» EXERCISE BRIEF: Down to the final character, output the records below as they stand.
-------
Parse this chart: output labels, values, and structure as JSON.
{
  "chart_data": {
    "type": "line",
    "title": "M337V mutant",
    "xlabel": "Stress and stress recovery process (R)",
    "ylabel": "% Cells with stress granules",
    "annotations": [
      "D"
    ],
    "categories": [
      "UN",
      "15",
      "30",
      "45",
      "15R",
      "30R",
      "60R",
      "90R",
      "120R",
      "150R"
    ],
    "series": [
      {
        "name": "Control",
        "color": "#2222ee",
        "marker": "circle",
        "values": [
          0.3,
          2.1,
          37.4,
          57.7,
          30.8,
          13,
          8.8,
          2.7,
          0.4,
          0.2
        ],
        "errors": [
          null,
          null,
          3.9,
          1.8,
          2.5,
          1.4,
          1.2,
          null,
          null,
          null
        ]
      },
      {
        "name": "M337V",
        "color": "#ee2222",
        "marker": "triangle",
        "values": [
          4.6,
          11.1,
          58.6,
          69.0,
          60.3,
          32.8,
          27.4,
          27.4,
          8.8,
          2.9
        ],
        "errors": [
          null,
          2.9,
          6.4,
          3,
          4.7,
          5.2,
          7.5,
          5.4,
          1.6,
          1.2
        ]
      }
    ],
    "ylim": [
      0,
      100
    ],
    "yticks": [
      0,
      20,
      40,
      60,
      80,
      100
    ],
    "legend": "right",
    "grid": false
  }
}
-------
» ANSWER SPACE:
Parse this chart: output labels, values, and structure as JSON.
{
  "chart_data": {
    "type": "line",
    "title": "M337V mutant",
    "xlabel": "Stress and stress recovery process (R)",
    "ylabel": "% Cells with stress granules",
    "annotations": [
      "D"
    ],
    "categories": [
      "UN",
      "15",
      "30",
      "45",
      "15R",
      "30R",
      "60R",
      "90R",
      "120R",
      "150R"
    ],
    "series": [
      {
        "name": "Control",
        "color": "#2222ee",
        "marker": "circle",
        "values": [
          0.3,
          2.1,
          37.4,
          57.7,
          30.8,
          13,
          8.8,
          2.7,
          0.4,
          0.2
        ],
        "errors": [
          null,
          null,
          3.9,
          1.8,
          2.5,
          1.4,
          1.2,
          null,
          null,
          null
        ]
      },
      {
        "name": "M337V",
        "color": "#ee2222",
        "marker": "triangle",
        "values": [
          4.6,
          11.1,
          58.6,
          69.0,
          60.3,
          32.8,
          27.4,
          27.4,
          8.8,
          2.9
        ],
        "errors": [
          null,
          2.9,
          6.4,
          3,
          4.7,
          5.2,
          7.5,
          5.4,
          1.6,
          1.2
        ]
      }
    ],
    "ylim": [
      0,
      100
    ],
    "yticks": [
      0,
      20,
      40,
      60,
      80,
      100
    ],
    "legend": "right",
    "grid": false
  }
}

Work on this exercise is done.